Attività:
1. Elenca tutti i modi sbagliati di reagire al malessere del figlio che il brano sull'alfabeto emotivo indica come possibili.
2. Stabilisci se le affermazioni seguenti concordano con il brano sull'alfabeto emotivo. Per ciascuna rispondi sì o no e cita tra virgolette le parole del brano che lo stabiliscono.
(a) Un bambino piccolo riconosce solo due modi di stare.
(b) Seguire le emozioni spiacevoli fa stare peggio.
(c) La funzione alfa era stata spiegata durante un seminario universitario.

-------- Brano fornito

Le emozioni che ti portano al benessere

L’alfabeto emotivo. Ovvero la capacità di leggere le emozioni, riconoscerle e denominarle. Quando lo apprendiamo? Quando ci rendiamo conto che ci manca o che ci servono gli occhiali per distinguere le lettere e comprendere così le nostre frasi interiori? All’università, durante un seminario, ci avevano spiegato la funzione alfa, che per semplicità può essere spiegata come la specifica funzione materna di restituire in termini accettabili situazioni emotivamente preoccupanti per il proprio figlio.

Per fare un esempio, quando un bambino piccolo ha mal di gola, piange e si spaventa perché non capisce cosa gli stia accadendo, sente solo che nel suo sistema interno (nel quale riconosce di fatto solo due possibili modalità di stare, bene o male) qualcosa non funziona. È la madre che prende su di sé tutto il malessere del bambino, verbalizza (dà un nome, spiega) quel che sta accadendo e rassicura il figlio mostrando di non spaventarsi anche lei e di avere strumenti per alleviare lo stato di dolore.

La mamma insomma prende le emozioni grezze e le restituisce in forma adeguata al figlio, che si sentirà così contenuto e rassicurato. Il bambino imparerà quindi, la prossima volta che sentirà quello stesso dolore, ad autoverbalizzare il suo stato di malessere e quindi a utilizzare le risorse apprese dalla figura materna per far fronte al disagio, anche emotivo, che prova. Possiamo immaginare che al posto del mal di gola

ci siano gioia, tristezza, paura? Si, possiamo. Ora, se un figlio viene sgridato perché sta male, o gli vengono date medicine senza cure affettuose, o lo stato d’allarme della madre è sproporzionato all’ evento, cosa imparerà il bambino? Che la sua paura è sbagliata, che non ci può affidare a un altro per sentirsi contenuti e compresi, che il mal di gola fa paura e terrorizza.

Questo vale per ogni emozione. Se non siamo in grado di distinguere e leggere le nostre emozioni interne da adulti, come possono guidarci verso la riconquista di uno stato interiore di benessere? Perché, per quanto spiacevoli possano essere, le emozioni tendono a questo e seguirle ci porta a stare meglio. A volte, anche se lo possediamo, l’alfabeto emotivo va in tilt, c’è troppa confusione per leggere, ed è in quei momenti che non possiamo far altro che fermarci, e chiedere occhiali in prestito.

----------------
-------- Dati esercizio

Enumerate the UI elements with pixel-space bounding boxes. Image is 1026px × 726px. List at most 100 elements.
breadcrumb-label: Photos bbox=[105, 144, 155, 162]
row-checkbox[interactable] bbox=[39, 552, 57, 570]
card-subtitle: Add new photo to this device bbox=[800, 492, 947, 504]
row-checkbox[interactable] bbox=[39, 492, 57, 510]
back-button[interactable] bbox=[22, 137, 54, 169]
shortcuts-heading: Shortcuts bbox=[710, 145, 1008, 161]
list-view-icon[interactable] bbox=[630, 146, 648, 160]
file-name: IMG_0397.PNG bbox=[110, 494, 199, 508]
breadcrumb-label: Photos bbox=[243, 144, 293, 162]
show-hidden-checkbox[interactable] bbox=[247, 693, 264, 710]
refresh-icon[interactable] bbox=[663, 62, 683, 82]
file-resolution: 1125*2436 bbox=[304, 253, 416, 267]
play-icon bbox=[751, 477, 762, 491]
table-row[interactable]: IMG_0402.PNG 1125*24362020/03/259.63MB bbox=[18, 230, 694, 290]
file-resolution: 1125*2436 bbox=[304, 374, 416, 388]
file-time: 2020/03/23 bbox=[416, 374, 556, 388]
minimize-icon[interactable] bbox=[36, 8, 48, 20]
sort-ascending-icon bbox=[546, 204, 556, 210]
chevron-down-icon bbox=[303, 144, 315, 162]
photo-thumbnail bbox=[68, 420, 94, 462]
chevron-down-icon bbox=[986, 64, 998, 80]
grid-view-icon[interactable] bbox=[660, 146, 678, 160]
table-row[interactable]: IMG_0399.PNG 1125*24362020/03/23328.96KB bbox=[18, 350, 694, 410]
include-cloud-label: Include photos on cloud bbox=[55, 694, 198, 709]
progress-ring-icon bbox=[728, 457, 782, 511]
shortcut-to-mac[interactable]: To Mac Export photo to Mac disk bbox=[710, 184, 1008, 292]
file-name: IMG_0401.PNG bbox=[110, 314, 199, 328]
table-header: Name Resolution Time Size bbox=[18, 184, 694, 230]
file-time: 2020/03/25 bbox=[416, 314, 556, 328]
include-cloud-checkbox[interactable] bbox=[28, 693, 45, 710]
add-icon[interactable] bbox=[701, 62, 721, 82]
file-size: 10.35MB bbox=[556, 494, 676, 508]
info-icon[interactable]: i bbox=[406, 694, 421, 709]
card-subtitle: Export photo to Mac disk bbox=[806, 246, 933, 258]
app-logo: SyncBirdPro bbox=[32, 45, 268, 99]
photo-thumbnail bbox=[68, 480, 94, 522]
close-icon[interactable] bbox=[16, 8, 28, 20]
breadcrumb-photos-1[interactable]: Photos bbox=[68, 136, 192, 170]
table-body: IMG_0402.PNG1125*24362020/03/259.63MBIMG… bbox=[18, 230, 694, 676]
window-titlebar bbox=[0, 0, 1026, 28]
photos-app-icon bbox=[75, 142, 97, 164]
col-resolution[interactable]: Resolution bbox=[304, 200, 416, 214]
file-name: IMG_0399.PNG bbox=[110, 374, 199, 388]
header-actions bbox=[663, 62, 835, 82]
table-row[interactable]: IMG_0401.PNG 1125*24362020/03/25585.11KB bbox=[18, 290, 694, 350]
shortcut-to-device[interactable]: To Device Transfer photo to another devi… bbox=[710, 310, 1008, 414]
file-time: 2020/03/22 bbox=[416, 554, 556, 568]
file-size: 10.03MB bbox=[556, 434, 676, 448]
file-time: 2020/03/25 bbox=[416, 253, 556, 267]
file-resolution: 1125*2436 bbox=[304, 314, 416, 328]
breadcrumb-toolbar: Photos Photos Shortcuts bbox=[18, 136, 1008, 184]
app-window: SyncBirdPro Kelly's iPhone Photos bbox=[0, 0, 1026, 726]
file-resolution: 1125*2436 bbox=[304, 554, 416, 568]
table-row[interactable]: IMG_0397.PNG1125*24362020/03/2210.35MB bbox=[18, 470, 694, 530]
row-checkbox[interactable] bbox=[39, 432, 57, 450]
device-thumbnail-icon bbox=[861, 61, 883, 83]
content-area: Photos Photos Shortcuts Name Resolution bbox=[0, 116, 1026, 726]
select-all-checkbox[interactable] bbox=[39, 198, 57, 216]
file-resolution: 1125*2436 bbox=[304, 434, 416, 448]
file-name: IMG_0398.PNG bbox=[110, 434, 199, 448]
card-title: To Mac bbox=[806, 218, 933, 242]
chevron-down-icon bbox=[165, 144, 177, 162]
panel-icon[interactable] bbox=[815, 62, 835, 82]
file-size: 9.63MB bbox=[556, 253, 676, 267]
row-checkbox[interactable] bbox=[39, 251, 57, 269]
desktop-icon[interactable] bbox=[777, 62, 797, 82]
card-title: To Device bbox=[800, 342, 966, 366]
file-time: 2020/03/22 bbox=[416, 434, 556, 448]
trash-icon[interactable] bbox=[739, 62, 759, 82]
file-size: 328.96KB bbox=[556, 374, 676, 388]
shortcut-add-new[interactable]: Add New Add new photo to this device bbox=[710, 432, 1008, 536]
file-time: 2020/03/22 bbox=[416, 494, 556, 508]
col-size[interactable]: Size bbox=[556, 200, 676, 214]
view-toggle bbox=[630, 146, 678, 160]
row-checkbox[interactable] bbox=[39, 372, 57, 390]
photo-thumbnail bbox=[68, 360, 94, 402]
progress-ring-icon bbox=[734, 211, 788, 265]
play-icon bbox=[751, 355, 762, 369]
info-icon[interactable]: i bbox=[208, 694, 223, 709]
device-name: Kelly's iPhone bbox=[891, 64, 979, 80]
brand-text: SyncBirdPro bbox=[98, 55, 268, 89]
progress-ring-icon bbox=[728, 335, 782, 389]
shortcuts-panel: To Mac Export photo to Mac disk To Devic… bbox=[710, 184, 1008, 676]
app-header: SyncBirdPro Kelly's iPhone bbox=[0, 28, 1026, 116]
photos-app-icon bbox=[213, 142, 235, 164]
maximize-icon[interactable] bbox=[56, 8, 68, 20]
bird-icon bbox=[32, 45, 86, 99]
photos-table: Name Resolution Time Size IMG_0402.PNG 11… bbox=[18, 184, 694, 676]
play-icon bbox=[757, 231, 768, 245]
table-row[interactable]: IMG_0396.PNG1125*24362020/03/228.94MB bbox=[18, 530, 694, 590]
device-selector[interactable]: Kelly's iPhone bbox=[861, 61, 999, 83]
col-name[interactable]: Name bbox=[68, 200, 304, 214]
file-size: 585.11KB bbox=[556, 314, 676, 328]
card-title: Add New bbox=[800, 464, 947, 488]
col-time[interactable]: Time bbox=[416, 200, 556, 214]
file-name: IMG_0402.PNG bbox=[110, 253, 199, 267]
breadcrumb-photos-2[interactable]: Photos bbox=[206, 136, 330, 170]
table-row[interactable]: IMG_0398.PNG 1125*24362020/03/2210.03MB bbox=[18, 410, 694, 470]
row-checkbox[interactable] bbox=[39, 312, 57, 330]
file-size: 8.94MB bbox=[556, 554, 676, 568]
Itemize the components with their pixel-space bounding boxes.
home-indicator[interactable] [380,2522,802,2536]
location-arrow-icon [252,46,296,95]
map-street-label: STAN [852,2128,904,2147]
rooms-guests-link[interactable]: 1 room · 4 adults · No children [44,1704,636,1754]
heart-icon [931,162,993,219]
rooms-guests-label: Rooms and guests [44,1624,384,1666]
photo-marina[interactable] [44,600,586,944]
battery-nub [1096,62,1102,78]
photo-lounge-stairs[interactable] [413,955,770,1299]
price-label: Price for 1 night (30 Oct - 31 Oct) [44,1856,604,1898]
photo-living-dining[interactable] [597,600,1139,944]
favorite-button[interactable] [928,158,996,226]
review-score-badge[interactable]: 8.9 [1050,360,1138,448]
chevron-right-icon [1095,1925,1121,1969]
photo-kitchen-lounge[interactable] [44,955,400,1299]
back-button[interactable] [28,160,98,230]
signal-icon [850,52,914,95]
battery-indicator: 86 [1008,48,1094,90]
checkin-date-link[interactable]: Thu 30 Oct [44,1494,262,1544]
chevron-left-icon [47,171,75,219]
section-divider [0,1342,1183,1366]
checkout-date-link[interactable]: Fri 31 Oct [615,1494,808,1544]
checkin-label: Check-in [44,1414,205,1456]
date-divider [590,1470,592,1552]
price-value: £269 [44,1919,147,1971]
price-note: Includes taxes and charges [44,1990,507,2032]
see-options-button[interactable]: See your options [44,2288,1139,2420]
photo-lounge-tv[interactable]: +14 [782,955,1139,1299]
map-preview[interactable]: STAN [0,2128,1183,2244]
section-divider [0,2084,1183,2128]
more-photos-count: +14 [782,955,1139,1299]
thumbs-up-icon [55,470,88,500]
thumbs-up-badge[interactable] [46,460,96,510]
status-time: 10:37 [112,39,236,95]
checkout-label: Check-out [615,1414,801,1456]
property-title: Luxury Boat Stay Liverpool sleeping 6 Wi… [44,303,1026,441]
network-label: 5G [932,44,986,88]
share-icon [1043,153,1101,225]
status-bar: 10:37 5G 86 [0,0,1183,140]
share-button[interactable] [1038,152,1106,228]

----------------

Risposte scritte:
1.
- Il figlio viene sgridato perché sta male.
- Gli vengono date medicine senza cure affettuose.
- Lo stato d’allarme della madre è sproporzionato all’evento.

2.
(a) Sì: "nel quale riconosce di fatto solo due possibili modalità di stare, bene o male".
(b) No: "per quanto spiacevoli possano essere, le emozioni tendono a questo e seguirle ci porta a stare meglio".
(c) Sì: "All’università, durante un seminario, ci avevano spiegato la funzione alfa".